Source data
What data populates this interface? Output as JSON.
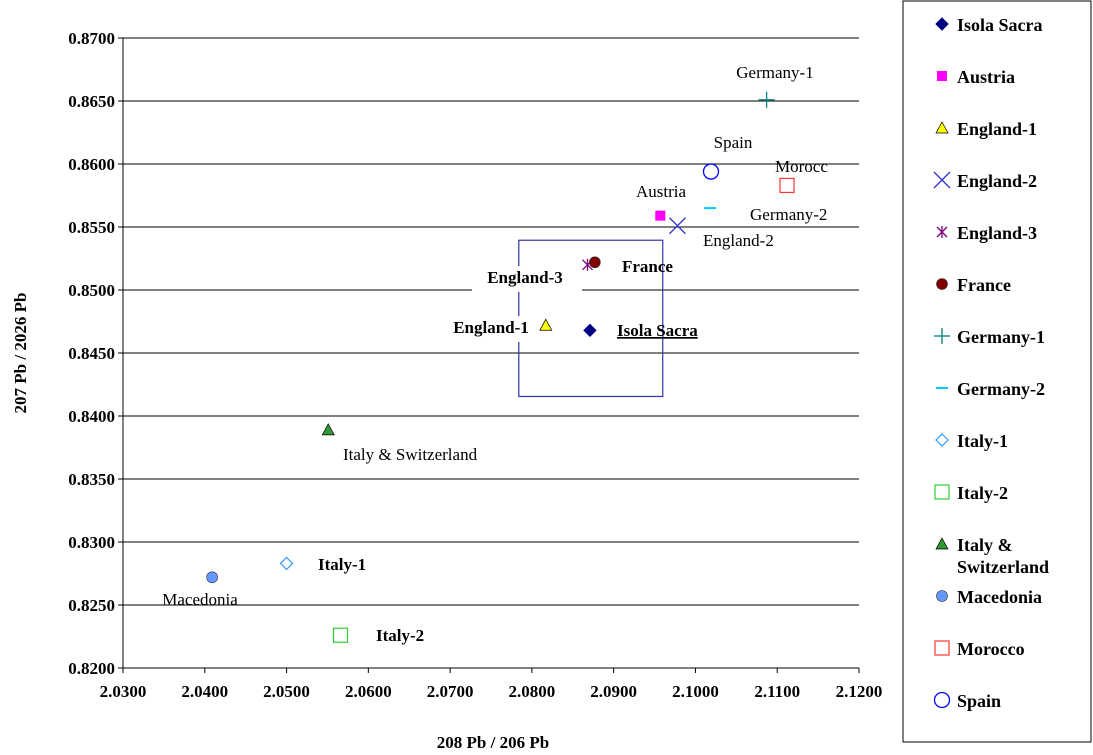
{
  "chart_data": {
    "type": "scatter",
    "xlabel": "208 Pb / 206 Pb",
    "ylabel": "207 Pb / 2026 Pb",
    "xlim": [
      2.03,
      2.12
    ],
    "ylim": [
      0.82,
      0.87
    ],
    "x_ticks": [
      "2.0300",
      "2.0400",
      "2.0500",
      "2.0600",
      "2.0700",
      "2.0800",
      "2.0900",
      "2.1000",
      "2.1100",
      "2.1200"
    ],
    "y_ticks": [
      "0.8200",
      "0.8250",
      "0.8300",
      "0.8350",
      "0.8400",
      "0.8450",
      "0.8500",
      "0.8550",
      "0.8600",
      "0.8650",
      "0.8700"
    ],
    "grid": "horizontal",
    "legend_position": "right",
    "series": [
      {
        "name": "Isola Sacra",
        "marker": "diamond",
        "color": "#000080",
        "x": 2.0871,
        "y": 0.8468
      },
      {
        "name": "Austria",
        "marker": "square",
        "color": "#ff00ff",
        "x": 2.0957,
        "y": 0.8559
      },
      {
        "name": "England-1",
        "marker": "triangle",
        "color": "#ffff00",
        "x": 2.0817,
        "y": 0.8472
      },
      {
        "name": "England-2",
        "marker": "x",
        "color": "#3333cc",
        "x": 2.0978,
        "y": 0.8551
      },
      {
        "name": "England-3",
        "marker": "star",
        "color": "#800080",
        "x": 2.0868,
        "y": 0.852
      },
      {
        "name": "France",
        "marker": "circle",
        "color": "#800000",
        "x": 2.0877,
        "y": 0.8522
      },
      {
        "name": "Germany-1",
        "marker": "plus",
        "color": "#008080",
        "x": 2.1087,
        "y": 0.8651
      },
      {
        "name": "Germany-2",
        "marker": "dash",
        "color": "#00ccff",
        "x": 2.1018,
        "y": 0.8565
      },
      {
        "name": "Italy-1",
        "marker": "open-diamond",
        "color": "#3399ff",
        "x": 2.05,
        "y": 0.8283
      },
      {
        "name": "Italy-2",
        "marker": "open-square",
        "color": "#33cc33",
        "x": 2.0566,
        "y": 0.8226
      },
      {
        "name": "Italy & Switzerland",
        "marker": "triangle",
        "color": "#339933",
        "x": 2.0551,
        "y": 0.8389
      },
      {
        "name": "Macedonia",
        "marker": "circle",
        "color": "#6699ff",
        "x": 2.0409,
        "y": 0.8272
      },
      {
        "name": "Morocco",
        "marker": "open-square",
        "color": "#ff3333",
        "x": 2.1112,
        "y": 0.8583
      },
      {
        "name": "Spain",
        "marker": "open-circle",
        "color": "#0000ff",
        "x": 2.1019,
        "y": 0.8594
      }
    ],
    "annotations": [
      {
        "text": "Germany-1",
        "bold": false,
        "underline": false
      },
      {
        "text": "Spain",
        "bold": false,
        "underline": false
      },
      {
        "text": "Morocc",
        "bold": false,
        "underline": false
      },
      {
        "text": "Austria",
        "bold": false,
        "underline": false
      },
      {
        "text": "Germany-2",
        "bold": false,
        "underline": false
      },
      {
        "text": "England-2",
        "bold": false,
        "underline": false
      },
      {
        "text": "England-3",
        "bold": true,
        "underline": false
      },
      {
        "text": "France",
        "bold": true,
        "underline": false
      },
      {
        "text": "England-1",
        "bold": true,
        "underline": false
      },
      {
        "text": "Isola Sacra",
        "bold": true,
        "underline": true
      },
      {
        "text": "Italy & Switzerland",
        "bold": false,
        "underline": false
      },
      {
        "text": "Italy-1",
        "bold": true,
        "underline": false
      },
      {
        "text": "Macedonia",
        "bold": false,
        "underline": false
      },
      {
        "text": "Italy-2",
        "bold": true,
        "underline": false
      }
    ],
    "highlight_box": {
      "x": [
        2.0784,
        2.096
      ],
      "y": [
        0.84155,
        0.85395
      ]
    },
    "legend_entries": [
      "Isola Sacra",
      "Austria",
      "England-1",
      "England-2",
      "England-3",
      "France",
      "Germany-1",
      "Germany-2",
      "Italy-1",
      "Italy-2",
      "Italy &\nSwitzerland",
      "Macedonia",
      "Morocco",
      "Spain"
    ]
  }
}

▸ Direction
Drop the images and repeat the data exactly.

▸ Complete response
What data populates this interface? Output as JSON.
{
  "chart_data": {
    "type": "scatter",
    "xlabel": "208 Pb / 206 Pb",
    "ylabel": "207 Pb / 2026 Pb",
    "xlim": [
      2.03,
      2.12
    ],
    "ylim": [
      0.82,
      0.87
    ],
    "x_ticks": [
      "2.0300",
      "2.0400",
      "2.0500",
      "2.0600",
      "2.0700",
      "2.0800",
      "2.0900",
      "2.1000",
      "2.1100",
      "2.1200"
    ],
    "y_ticks": [
      "0.8200",
      "0.8250",
      "0.8300",
      "0.8350",
      "0.8400",
      "0.8450",
      "0.8500",
      "0.8550",
      "0.8600",
      "0.8650",
      "0.8700"
    ],
    "grid": "horizontal",
    "legend_position": "right",
    "series": [
      {
        "name": "Isola Sacra",
        "marker": "diamond",
        "color": "#000080",
        "x": 2.0871,
        "y": 0.8468
      },
      {
        "name": "Austria",
        "marker": "square",
        "color": "#ff00ff",
        "x": 2.0957,
        "y": 0.8559
      },
      {
        "name": "England-1",
        "marker": "triangle",
        "color": "#ffff00",
        "x": 2.0817,
        "y": 0.8472
      },
      {
        "name": "England-2",
        "marker": "x",
        "color": "#3333cc",
        "x": 2.0978,
        "y": 0.8551
      },
      {
        "name": "England-3",
        "marker": "star",
        "color": "#800080",
        "x": 2.0868,
        "y": 0.852
      },
      {
        "name": "France",
        "marker": "circle",
        "color": "#800000",
        "x": 2.0877,
        "y": 0.8522
      },
      {
        "name": "Germany-1",
        "marker": "plus",
        "color": "#008080",
        "x": 2.1087,
        "y": 0.8651
      },
      {
        "name": "Germany-2",
        "marker": "dash",
        "color": "#00ccff",
        "x": 2.1018,
        "y": 0.8565
      },
      {
        "name": "Italy-1",
        "marker": "open-diamond",
        "color": "#3399ff",
        "x": 2.05,
        "y": 0.8283
      },
      {
        "name": "Italy-2",
        "marker": "open-square",
        "color": "#33cc33",
        "x": 2.0566,
        "y": 0.8226
      },
      {
        "name": "Italy & Switzerland",
        "marker": "triangle",
        "color": "#339933",
        "x": 2.0551,
        "y": 0.8389
      },
      {
        "name": "Macedonia",
        "marker": "circle",
        "color": "#6699ff",
        "x": 2.0409,
        "y": 0.8272
      },
      {
        "name": "Morocco",
        "marker": "open-square",
        "color": "#ff3333",
        "x": 2.1112,
        "y": 0.8583
      },
      {
        "name": "Spain",
        "marker": "open-circle",
        "color": "#0000ff",
        "x": 2.1019,
        "y": 0.8594
      }
    ],
    "annotations": [
      {
        "text": "Germany-1",
        "bold": false,
        "underline": false
      },
      {
        "text": "Spain",
        "bold": false,
        "underline": false
      },
      {
        "text": "Morocc",
        "bold": false,
        "underline": false
      },
      {
        "text": "Austria",
        "bold": false,
        "underline": false
      },
      {
        "text": "Germany-2",
        "bold": false,
        "underline": false
      },
      {
        "text": "England-2",
        "bold": false,
        "underline": false
      },
      {
        "text": "England-3",
        "bold": true,
        "underline": false
      },
      {
        "text": "France",
        "bold": true,
        "underline": false
      },
      {
        "text": "England-1",
        "bold": true,
        "underline": false
      },
      {
        "text": "Isola Sacra",
        "bold": true,
        "underline": true
      },
      {
        "text": "Italy & Switzerland",
        "bold": false,
        "underline": false
      },
      {
        "text": "Italy-1",
        "bold": true,
        "underline": false
      },
      {
        "text": "Macedonia",
        "bold": false,
        "underline": false
      },
      {
        "text": "Italy-2",
        "bold": true,
        "underline": false
      }
    ],
    "highlight_box": {
      "x": [
        2.0784,
        2.096
      ],
      "y": [
        0.84155,
        0.85395
      ]
    },
    "legend_entries": [
      "Isola Sacra",
      "Austria",
      "England-1",
      "England-2",
      "England-3",
      "France",
      "Germany-1",
      "Germany-2",
      "Italy-1",
      "Italy-2",
      "Italy &\nSwitzerland",
      "Macedonia",
      "Morocco",
      "Spain"
    ]
  }
}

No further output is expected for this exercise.